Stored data
»»

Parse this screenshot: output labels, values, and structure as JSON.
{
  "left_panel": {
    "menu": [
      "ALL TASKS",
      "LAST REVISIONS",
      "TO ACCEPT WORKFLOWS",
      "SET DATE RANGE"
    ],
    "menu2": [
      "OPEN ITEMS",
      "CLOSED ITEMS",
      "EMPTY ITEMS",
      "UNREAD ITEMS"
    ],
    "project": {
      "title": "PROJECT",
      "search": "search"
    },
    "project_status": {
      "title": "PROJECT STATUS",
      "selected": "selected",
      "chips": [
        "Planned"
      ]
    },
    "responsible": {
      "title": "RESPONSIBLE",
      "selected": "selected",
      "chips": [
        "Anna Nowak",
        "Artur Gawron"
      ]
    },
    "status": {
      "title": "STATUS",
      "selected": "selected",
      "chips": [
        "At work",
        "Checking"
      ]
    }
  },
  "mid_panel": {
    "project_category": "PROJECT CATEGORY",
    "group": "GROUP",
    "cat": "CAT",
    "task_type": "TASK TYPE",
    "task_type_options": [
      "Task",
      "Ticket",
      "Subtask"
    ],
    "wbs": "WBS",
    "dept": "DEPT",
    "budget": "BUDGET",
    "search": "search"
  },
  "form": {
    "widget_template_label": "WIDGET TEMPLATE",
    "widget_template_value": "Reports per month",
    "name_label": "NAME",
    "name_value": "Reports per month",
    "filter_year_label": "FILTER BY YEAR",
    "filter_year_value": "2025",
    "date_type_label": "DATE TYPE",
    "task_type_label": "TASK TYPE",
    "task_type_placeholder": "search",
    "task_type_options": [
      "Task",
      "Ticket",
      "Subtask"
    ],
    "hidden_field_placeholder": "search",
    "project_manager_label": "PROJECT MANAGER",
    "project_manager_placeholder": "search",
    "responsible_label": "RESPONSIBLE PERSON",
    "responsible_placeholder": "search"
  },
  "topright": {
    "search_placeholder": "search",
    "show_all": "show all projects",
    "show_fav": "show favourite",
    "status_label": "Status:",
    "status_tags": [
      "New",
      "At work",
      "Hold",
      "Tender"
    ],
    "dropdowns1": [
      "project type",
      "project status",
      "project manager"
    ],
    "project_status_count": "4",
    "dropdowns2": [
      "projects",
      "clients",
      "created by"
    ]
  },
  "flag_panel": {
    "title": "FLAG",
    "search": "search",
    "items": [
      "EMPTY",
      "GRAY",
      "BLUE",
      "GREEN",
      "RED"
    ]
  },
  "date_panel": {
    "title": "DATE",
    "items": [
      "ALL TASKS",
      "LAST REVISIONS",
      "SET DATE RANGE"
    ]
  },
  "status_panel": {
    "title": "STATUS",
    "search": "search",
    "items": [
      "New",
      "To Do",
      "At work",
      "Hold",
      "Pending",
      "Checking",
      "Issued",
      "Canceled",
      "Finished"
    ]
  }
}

««

### The task
All of the data above should be transcribed exactly.

### Full answer
Parse this screenshot: output labels, values, and structure as JSON.
{
  "left_panel": {
    "menu": [
      "ALL TASKS",
      "LAST REVISIONS",
      "TO ACCEPT WORKFLOWS",
      "SET DATE RANGE"
    ],
    "menu2": [
      "OPEN ITEMS",
      "CLOSED ITEMS",
      "EMPTY ITEMS",
      "UNREAD ITEMS"
    ],
    "project": {
      "title": "PROJECT",
      "search": "search"
    },
    "project_status": {
      "title": "PROJECT STATUS",
      "selected": "selected",
      "chips": [
        "Planned"
      ]
    },
    "responsible": {
      "title": "RESPONSIBLE",
      "selected": "selected",
      "chips": [
        "Anna Nowak",
        "Artur Gawron"
      ]
    },
    "status": {
      "title": "STATUS",
      "selected": "selected",
      "chips": [
        "At work",
        "Checking"
      ]
    }
  },
  "mid_panel": {
    "project_category": "PROJECT CATEGORY",
    "group": "GROUP",
    "cat": "CAT",
    "task_type": "TASK TYPE",
    "task_type_options": [
      "Task",
      "Ticket",
      "Subtask"
    ],
    "wbs": "WBS",
    "dept": "DEPT",
    "budget": "BUDGET",
    "search": "search"
  },
  "form": {
    "widget_template_label": "WIDGET TEMPLATE",
    "widget_template_value": "Reports per month",
    "name_label": "NAME",
    "name_value": "Reports per month",
    "filter_year_label": "FILTER BY YEAR",
    "filter_year_value": "2025",
    "date_type_label": "DATE TYPE",
    "task_type_label": "TASK TYPE",
    "task_type_placeholder": "search",
    "task_type_options": [
      "Task",
      "Ticket",
      "Subtask"
    ],
    "hidden_field_placeholder": "search",
    "project_manager_label": "PROJECT MANAGER",
    "project_manager_placeholder": "search",
    "responsible_label": "RESPONSIBLE PERSON",
    "responsible_placeholder": "search"
  },
  "topright": {
    "search_placeholder": "search",
    "show_all": "show all projects",
    "show_fav": "show favourite",
    "status_label": "Status:",
    "status_tags": [
      "New",
      "At work",
      "Hold",
      "Tender"
    ],
    "dropdowns1": [
      "project type",
      "project status",
      "project manager"
    ],
    "project_status_count": "4",
    "dropdowns2": [
      "projects",
      "clients",
      "created by"
    ]
  },
  "flag_panel": {
    "title": "FLAG",
    "search": "search",
    "items": [
      "EMPTY",
      "GRAY",
      "BLUE",
      "GREEN",
      "RED"
    ]
  },
  "date_panel": {
    "title": "DATE",
    "items": [
      "ALL TASKS",
      "LAST REVISIONS",
      "SET DATE RANGE"
    ]
  },
  "status_panel": {
    "title": "STATUS",
    "search": "search",
    "items": [
      "New",
      "To Do",
      "At work",
      "Hold",
      "Pending",
      "Checking",
      "Issued",
      "Canceled",
      "Finished"
    ]
  }
}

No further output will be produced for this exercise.